START MATERIAL FOR THIS EXERCISE

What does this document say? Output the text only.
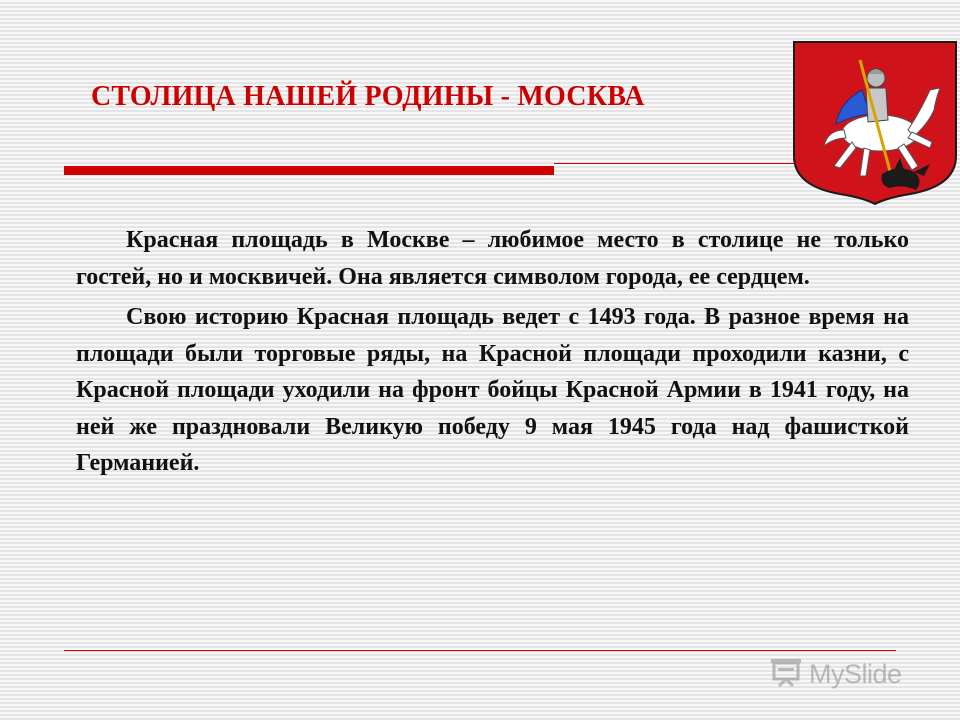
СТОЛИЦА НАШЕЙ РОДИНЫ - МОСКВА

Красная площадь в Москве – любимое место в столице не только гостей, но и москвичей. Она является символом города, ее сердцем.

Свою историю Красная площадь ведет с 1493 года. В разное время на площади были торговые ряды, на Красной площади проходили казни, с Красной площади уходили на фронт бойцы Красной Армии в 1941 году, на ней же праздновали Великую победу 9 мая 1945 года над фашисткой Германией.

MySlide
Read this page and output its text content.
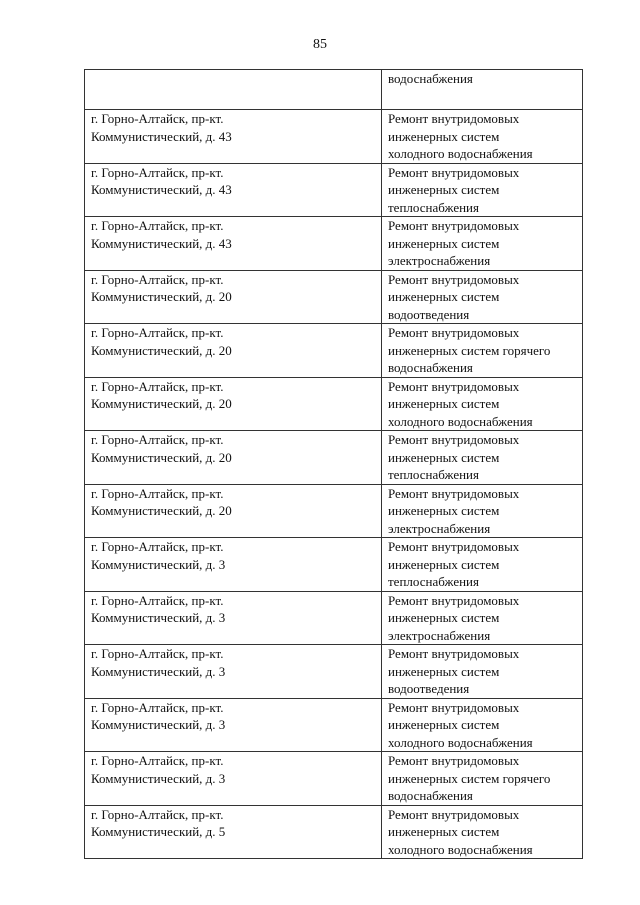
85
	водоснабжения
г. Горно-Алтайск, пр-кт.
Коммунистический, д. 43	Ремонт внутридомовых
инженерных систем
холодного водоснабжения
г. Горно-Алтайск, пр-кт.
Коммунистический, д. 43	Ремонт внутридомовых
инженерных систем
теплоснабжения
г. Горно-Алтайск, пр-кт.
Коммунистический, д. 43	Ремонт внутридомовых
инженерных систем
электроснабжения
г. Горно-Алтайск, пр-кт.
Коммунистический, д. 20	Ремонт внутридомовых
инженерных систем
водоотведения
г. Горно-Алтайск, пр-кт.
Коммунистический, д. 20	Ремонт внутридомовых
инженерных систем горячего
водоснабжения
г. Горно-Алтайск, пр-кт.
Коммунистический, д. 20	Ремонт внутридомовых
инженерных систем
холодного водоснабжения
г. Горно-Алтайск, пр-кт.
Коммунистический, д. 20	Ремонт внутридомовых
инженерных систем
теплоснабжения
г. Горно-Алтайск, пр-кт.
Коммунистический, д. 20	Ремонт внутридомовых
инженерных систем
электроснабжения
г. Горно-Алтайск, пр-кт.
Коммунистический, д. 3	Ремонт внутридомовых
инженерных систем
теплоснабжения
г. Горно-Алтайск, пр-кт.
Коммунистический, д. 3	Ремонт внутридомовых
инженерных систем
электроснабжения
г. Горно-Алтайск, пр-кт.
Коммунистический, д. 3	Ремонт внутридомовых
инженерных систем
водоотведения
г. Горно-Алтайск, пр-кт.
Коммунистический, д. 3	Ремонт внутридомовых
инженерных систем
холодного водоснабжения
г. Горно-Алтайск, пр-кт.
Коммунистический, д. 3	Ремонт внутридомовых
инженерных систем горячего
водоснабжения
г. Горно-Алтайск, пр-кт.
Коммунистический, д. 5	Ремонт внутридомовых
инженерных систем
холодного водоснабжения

END MATERIAL FOR THIS EXERCISE
START MATERIAL FOR THIS EXERCISE

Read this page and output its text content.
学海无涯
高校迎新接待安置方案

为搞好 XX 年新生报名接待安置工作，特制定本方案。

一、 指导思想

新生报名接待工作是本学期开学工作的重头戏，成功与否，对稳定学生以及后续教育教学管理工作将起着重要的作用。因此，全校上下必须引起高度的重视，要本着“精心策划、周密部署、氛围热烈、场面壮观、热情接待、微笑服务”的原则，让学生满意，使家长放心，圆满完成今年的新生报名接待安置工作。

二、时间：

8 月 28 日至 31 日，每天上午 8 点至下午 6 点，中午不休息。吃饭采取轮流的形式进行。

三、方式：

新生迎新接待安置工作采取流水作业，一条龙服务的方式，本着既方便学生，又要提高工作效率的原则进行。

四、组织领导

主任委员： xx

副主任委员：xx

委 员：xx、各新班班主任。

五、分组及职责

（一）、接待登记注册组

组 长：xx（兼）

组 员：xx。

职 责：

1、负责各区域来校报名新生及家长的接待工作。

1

END MATERIAL FOR THIS EXERCISE
START MATERIAL FOR THIS EXERCISE

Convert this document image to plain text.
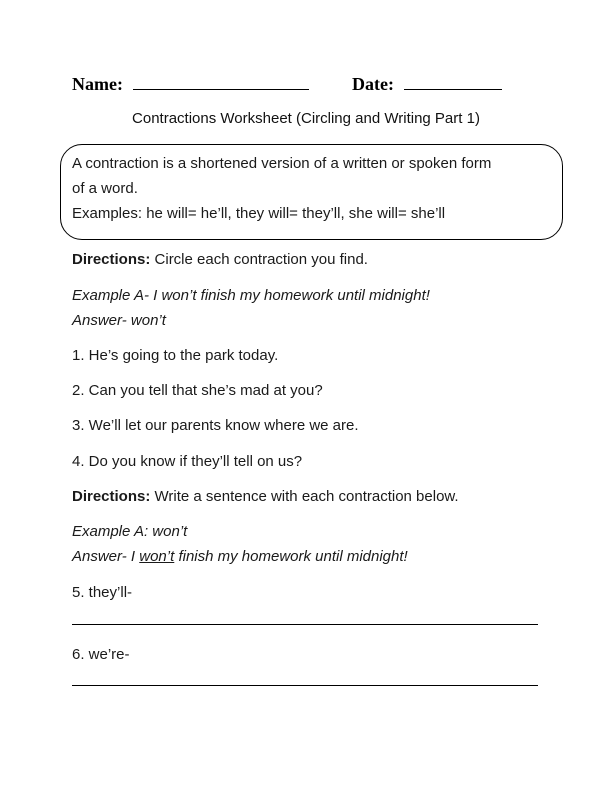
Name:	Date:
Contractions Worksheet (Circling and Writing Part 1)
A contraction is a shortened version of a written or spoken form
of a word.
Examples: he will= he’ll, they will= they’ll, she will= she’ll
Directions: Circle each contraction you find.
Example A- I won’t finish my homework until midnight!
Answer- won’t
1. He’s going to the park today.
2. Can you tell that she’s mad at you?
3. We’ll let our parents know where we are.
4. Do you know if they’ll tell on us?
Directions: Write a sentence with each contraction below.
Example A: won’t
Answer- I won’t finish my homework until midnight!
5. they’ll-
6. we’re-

END MATERIAL FOR THIS EXERCISE

**YOUR GOAL**
Copy out every line of the listing that contains the string "homework".

**ANSWER TO THE PROBLEM**
Example A- I won’t finish my homework until midnight!
Answer- I won’t finish my homework until midnight!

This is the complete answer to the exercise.